Problem requirements ▸ Will you print the material below without altering a single character?

— start Rows —

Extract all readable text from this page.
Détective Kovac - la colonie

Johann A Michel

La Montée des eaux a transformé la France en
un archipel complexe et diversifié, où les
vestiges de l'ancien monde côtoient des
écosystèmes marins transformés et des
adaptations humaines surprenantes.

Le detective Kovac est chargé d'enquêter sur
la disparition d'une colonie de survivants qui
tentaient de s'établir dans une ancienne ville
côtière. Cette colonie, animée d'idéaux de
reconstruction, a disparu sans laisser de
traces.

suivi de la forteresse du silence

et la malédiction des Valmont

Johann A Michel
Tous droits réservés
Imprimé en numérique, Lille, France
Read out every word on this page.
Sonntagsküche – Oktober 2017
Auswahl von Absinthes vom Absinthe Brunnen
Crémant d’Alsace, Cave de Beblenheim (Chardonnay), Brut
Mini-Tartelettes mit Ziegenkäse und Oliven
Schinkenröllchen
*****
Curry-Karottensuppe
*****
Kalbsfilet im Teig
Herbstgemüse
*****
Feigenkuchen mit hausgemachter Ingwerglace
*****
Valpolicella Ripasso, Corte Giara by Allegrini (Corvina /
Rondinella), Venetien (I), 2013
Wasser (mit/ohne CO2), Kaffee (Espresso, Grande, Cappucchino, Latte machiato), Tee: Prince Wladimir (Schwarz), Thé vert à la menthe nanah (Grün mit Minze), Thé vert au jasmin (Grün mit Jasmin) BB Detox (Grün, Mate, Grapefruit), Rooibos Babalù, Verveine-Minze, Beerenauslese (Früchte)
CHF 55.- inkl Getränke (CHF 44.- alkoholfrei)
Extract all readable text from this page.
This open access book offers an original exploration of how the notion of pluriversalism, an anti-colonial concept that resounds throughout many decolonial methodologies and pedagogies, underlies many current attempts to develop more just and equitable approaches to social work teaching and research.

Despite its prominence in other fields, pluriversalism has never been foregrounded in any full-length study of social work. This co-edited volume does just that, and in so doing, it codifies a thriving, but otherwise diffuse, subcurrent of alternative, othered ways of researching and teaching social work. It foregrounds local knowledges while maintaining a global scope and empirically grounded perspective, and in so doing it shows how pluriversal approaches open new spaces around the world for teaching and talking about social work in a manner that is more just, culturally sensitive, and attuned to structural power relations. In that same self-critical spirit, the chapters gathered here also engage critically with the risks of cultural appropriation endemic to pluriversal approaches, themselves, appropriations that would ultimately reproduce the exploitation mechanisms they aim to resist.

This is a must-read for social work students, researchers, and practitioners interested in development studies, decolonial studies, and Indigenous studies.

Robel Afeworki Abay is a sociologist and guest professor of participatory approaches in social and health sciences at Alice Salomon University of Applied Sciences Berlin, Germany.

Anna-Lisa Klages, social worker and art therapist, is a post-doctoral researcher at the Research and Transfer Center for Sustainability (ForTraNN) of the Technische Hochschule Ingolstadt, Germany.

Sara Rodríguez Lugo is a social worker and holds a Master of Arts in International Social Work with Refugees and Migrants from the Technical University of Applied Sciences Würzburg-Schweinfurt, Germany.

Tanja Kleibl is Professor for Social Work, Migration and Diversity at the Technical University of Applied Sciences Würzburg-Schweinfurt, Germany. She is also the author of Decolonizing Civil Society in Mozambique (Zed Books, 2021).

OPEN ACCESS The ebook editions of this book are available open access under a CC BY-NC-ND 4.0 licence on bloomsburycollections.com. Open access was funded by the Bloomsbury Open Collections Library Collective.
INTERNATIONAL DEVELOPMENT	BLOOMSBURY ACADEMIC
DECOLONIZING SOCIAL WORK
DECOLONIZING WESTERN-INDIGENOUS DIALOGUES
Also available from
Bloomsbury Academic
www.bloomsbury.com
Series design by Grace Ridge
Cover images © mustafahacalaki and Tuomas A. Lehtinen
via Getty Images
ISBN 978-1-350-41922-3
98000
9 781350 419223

— end Rows —

Exercise answer ▸
Extract all readable text from this page.
Détective Kovac - la colonie

Johann A Michel

La Montée des eaux a transformé la France en
un archipel complexe et diversifié, où les
vestiges de l'ancien monde côtoient des
écosystèmes marins transformés et des
adaptations humaines surprenantes.

Le detective Kovac est chargé d'enquêter sur
la disparition d'une colonie de survivants qui
tentaient de s'établir dans une ancienne ville
côtière. Cette colonie, animée d'idéaux de
reconstruction, a disparu sans laisser de
traces.

suivi de la forteresse du silence

et la malédiction des Valmont

Johann A Michel
Tous droits réservés
Imprimé en numérique, Lille, France
Read out every word on this page.
Sonntagsküche – Oktober 2017
Auswahl von Absinthes vom Absinthe Brunnen
Crémant d’Alsace, Cave de Beblenheim (Chardonnay), Brut
Mini-Tartelettes mit Ziegenkäse und Oliven
Schinkenröllchen
*****
Curry-Karottensuppe
*****
Kalbsfilet im Teig
Herbstgemüse
*****
Feigenkuchen mit hausgemachter Ingwerglace
*****
Valpolicella Ripasso, Corte Giara by Allegrini (Corvina /
Rondinella), Venetien (I), 2013
Wasser (mit/ohne CO2), Kaffee (Espresso, Grande, Cappucchino, Latte machiato), Tee: Prince Wladimir (Schwarz), Thé vert à la menthe nanah (Grün mit Minze), Thé vert au jasmin (Grün mit Jasmin) BB Detox (Grün, Mate, Grapefruit), Rooibos Babalù, Verveine-Minze, Beerenauslese (Früchte)
CHF 55.- inkl Getränke (CHF 44.- alkoholfrei)
Extract all readable text from this page.
This open access book offers an original exploration of how the notion of pluriversalism, an anti-colonial concept that resounds throughout many decolonial methodologies and pedagogies, underlies many current attempts to develop more just and equitable approaches to social work teaching and research.

Despite its prominence in other fields, pluriversalism has never been foregrounded in any full-length study of social work. This co-edited volume does just that, and in so doing, it codifies a thriving, but otherwise diffuse, subcurrent of alternative, othered ways of researching and teaching social work. It foregrounds local knowledges while maintaining a global scope and empirically grounded perspective, and in so doing it shows how pluriversal approaches open new spaces around the world for teaching and talking about social work in a manner that is more just, culturally sensitive, and attuned to structural power relations. In that same self-critical spirit, the chapters gathered here also engage critically with the risks of cultural appropriation endemic to pluriversal approaches, themselves, appropriations that would ultimately reproduce the exploitation mechanisms they aim to resist.

This is a must-read for social work students, researchers, and practitioners interested in development studies, decolonial studies, and Indigenous studies.

Robel Afeworki Abay is a sociologist and guest professor of participatory approaches in social and health sciences at Alice Salomon University of Applied Sciences Berlin, Germany.

Anna-Lisa Klages, social worker and art therapist, is a post-doctoral researcher at the Research and Transfer Center for Sustainability (ForTraNN) of the Technische Hochschule Ingolstadt, Germany.

Sara Rodríguez Lugo is a social worker and holds a Master of Arts in International Social Work with Refugees and Migrants from the Technical University of Applied Sciences Würzburg-Schweinfurt, Germany.

Tanja Kleibl is Professor for Social Work, Migration and Diversity at the Technical University of Applied Sciences Würzburg-Schweinfurt, Germany. She is also the author of Decolonizing Civil Society in Mozambique (Zed Books, 2021).

OPEN ACCESS The ebook editions of this book are available open access under a CC BY-NC-ND 4.0 licence on bloomsburycollections.com. Open access was funded by the Bloomsbury Open Collections Library Collective.
INTERNATIONAL DEVELOPMENT	BLOOMSBURY ACADEMIC
DECOLONIZING SOCIAL WORK
DECOLONIZING WESTERN-INDIGENOUS DIALOGUES
Also available from
Bloomsbury Academic
www.bloomsbury.com
Series design by Grace Ridge
Cover images © mustafahacalaki and Tuomas A. Lehtinen
via Getty Images
ISBN 978-1-350-41922-3
98000
9 781350 419223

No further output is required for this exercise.